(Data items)
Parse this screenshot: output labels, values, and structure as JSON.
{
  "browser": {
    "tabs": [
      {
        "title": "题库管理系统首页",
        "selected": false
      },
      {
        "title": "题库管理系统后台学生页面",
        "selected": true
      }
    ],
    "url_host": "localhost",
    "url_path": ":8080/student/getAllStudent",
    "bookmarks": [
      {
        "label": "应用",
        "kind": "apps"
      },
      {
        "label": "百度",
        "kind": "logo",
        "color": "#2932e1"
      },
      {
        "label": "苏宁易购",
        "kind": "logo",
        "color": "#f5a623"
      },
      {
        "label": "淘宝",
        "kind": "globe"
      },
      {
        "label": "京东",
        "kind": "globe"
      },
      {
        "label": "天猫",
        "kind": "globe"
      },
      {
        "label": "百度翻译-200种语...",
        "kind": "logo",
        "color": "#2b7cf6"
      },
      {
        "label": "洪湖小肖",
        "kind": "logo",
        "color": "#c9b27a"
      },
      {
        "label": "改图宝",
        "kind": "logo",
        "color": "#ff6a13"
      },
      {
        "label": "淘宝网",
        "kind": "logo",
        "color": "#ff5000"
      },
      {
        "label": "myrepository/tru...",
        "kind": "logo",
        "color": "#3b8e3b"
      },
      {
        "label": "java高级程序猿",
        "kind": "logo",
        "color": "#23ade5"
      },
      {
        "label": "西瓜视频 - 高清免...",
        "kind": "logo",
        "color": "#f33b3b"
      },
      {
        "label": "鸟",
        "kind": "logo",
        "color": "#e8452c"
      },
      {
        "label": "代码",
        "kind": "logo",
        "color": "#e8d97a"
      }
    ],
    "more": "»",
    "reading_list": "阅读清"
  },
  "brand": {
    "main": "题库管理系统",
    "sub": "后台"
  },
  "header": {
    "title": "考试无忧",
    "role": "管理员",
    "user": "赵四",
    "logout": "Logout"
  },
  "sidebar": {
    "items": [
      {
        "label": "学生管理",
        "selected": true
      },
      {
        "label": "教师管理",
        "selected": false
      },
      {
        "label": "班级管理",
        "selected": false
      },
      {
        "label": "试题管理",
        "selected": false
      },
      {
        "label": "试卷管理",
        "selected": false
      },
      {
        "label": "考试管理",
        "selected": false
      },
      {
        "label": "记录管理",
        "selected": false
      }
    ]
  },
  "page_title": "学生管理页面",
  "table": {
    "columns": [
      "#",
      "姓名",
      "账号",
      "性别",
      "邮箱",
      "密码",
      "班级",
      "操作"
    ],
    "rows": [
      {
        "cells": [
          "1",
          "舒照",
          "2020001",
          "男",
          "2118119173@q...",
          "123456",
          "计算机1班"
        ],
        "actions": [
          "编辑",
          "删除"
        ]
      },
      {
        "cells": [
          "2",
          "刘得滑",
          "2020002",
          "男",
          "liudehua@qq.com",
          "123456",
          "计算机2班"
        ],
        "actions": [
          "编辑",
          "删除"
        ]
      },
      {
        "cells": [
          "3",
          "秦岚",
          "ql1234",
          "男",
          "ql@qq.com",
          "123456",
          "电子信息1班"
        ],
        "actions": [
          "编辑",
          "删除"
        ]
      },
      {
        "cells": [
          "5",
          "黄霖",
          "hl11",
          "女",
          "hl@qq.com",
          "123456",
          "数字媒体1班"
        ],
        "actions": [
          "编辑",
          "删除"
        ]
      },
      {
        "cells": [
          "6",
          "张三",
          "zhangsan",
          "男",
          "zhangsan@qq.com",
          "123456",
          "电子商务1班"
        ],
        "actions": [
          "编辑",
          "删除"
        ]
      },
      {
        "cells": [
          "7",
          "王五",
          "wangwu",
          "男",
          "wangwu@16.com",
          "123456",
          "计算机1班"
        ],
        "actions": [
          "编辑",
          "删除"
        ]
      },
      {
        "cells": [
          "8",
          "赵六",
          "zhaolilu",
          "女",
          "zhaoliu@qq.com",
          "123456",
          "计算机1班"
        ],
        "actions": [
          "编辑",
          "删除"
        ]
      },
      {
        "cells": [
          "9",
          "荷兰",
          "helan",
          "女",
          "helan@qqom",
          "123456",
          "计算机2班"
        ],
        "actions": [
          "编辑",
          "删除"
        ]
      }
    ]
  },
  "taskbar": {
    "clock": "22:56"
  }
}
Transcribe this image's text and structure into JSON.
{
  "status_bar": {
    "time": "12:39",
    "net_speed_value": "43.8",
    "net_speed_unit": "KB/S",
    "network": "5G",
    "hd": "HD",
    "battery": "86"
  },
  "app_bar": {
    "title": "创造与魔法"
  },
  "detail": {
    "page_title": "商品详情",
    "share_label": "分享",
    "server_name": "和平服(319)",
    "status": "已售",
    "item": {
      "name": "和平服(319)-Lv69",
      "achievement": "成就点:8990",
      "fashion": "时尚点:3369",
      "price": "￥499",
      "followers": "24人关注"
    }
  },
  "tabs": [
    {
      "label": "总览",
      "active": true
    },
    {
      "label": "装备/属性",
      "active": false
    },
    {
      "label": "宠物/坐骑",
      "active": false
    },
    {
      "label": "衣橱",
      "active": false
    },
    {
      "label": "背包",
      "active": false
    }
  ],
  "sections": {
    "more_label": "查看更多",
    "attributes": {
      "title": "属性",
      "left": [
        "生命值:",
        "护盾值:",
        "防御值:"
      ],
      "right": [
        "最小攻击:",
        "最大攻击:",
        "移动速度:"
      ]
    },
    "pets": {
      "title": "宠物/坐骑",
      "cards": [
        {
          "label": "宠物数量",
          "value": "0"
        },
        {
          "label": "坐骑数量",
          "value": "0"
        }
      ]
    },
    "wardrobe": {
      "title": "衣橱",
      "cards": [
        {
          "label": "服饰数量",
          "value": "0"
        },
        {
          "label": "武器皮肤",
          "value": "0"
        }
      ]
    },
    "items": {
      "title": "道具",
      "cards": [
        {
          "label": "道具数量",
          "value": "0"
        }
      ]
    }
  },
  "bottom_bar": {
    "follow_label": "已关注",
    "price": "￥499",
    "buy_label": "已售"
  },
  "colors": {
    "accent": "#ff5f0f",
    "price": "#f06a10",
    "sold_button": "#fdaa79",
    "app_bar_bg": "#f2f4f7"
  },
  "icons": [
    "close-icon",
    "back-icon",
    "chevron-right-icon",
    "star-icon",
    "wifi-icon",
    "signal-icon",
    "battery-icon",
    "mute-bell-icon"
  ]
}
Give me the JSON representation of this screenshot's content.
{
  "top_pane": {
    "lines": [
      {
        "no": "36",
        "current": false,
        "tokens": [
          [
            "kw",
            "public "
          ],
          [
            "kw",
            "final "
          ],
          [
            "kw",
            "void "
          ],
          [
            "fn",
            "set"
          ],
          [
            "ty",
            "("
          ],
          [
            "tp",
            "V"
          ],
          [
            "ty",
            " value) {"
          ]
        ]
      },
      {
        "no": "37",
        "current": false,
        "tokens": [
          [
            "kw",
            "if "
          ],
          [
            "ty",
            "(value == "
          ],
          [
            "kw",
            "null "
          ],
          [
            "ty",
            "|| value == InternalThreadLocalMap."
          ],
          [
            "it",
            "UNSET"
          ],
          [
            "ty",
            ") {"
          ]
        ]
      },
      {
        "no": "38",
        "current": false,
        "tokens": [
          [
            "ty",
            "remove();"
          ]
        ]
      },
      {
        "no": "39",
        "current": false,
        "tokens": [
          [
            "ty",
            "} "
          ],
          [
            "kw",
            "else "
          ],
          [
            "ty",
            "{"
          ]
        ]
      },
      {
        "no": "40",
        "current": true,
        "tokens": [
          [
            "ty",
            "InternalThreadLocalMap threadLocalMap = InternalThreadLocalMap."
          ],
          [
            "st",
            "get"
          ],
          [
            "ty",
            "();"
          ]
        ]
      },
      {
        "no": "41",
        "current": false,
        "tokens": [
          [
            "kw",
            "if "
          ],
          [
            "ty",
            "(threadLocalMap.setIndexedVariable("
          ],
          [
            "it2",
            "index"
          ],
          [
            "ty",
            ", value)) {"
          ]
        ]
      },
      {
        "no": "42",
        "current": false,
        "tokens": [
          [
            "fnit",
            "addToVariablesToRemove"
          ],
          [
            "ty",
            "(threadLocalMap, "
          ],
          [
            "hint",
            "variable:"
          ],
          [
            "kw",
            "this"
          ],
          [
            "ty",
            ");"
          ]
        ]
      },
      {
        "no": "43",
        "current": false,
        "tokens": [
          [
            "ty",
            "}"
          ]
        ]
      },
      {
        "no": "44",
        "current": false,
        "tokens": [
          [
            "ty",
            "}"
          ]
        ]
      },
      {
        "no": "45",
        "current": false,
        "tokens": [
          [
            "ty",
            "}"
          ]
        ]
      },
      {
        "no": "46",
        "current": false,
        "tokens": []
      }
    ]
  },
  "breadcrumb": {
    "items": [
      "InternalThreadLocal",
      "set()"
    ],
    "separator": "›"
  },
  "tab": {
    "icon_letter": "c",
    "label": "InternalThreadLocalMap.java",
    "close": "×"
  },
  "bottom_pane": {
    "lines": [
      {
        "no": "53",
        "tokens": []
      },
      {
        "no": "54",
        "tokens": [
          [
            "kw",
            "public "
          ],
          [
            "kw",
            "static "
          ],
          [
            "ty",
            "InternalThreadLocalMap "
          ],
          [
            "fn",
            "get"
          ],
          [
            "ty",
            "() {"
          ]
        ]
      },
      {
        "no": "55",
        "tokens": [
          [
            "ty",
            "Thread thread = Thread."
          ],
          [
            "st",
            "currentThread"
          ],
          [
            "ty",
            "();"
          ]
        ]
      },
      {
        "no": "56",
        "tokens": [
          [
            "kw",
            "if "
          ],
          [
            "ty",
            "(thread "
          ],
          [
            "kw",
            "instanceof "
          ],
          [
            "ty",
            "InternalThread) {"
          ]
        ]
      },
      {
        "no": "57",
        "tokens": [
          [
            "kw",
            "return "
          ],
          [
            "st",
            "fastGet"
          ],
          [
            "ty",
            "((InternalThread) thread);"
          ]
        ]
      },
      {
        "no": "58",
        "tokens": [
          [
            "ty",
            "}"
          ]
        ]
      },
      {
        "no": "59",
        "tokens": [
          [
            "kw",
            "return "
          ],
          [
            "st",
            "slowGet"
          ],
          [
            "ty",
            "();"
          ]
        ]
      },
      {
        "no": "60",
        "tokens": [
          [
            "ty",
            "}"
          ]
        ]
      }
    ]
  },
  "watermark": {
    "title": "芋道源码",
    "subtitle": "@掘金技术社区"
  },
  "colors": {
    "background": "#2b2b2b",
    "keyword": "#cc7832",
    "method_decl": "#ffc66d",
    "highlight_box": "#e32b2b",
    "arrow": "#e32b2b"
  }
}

→ **WHAT IS NEEDED**
Which lines hold the word "this"? Copy all of them.

→ **ANSWER IN FULL**
Parse this screenshot: output labels, values, and structure as JSON.
Transcribe this image's text and structure into JSON.
Give me the JSON representation of this screenshot's content.
            "this"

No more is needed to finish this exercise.